» **REQUIRED TASK**
Copy each entry as it stands, leaving nothing out.

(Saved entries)
┄┄┄┄┄┄┄┄┄┄┄┄┄┄┄┄┄┄┄┄
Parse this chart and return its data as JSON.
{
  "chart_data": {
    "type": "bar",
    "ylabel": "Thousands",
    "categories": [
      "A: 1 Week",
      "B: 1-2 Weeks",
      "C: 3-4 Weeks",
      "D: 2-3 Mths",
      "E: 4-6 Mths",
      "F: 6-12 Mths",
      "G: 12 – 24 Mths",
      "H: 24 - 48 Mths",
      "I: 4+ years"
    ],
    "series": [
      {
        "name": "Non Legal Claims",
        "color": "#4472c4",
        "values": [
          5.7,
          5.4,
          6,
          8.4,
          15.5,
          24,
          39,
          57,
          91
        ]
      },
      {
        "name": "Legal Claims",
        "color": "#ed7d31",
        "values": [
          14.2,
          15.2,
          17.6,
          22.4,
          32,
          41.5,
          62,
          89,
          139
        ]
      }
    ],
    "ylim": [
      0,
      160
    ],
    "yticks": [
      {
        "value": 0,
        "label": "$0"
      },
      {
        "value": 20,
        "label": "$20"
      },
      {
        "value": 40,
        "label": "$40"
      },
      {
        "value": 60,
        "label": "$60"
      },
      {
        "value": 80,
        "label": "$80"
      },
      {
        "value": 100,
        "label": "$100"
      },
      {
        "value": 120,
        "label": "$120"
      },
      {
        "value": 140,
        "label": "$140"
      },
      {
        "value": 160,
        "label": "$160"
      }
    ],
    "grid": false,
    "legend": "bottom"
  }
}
┄┄┄┄┄┄┄┄┄┄┄┄┄┄┄┄┄┄┄┄
» **RESPONSE FOR THIS EXERCISE**
Parse this chart and return its data as JSON.
{
  "chart_data": {
    "type": "bar",
    "ylabel": "Thousands",
    "categories": [
      "A: 1 Week",
      "B: 1-2 Weeks",
      "C: 3-4 Weeks",
      "D: 2-3 Mths",
      "E: 4-6 Mths",
      "F: 6-12 Mths",
      "G: 12 – 24 Mths",
      "H: 24 - 48 Mths",
      "I: 4+ years"
    ],
    "series": [
      {
        "name": "Non Legal Claims",
        "color": "#4472c4",
        "values": [
          5.7,
          5.4,
          6,
          8.4,
          15.5,
          24,
          39,
          57,
          91
        ]
      },
      {
        "name": "Legal Claims",
        "color": "#ed7d31",
        "values": [
          14.2,
          15.2,
          17.6,
          22.4,
          32,
          41.5,
          62,
          89,
          139
        ]
      }
    ],
    "ylim": [
      0,
      160
    ],
    "yticks": [
      {
        "value": 0,
        "label": "$0"
      },
      {
        "value": 20,
        "label": "$20"
      },
      {
        "value": 40,
        "label": "$40"
      },
      {
        "value": 60,
        "label": "$60"
      },
      {
        "value": 80,
        "label": "$80"
      },
      {
        "value": 100,
        "label": "$100"
      },
      {
        "value": 120,
        "label": "$120"
      },
      {
        "value": 140,
        "label": "$140"
      },
      {
        "value": 160,
        "label": "$160"
      }
    ],
    "grid": false,
    "legend": "bottom"
  }
}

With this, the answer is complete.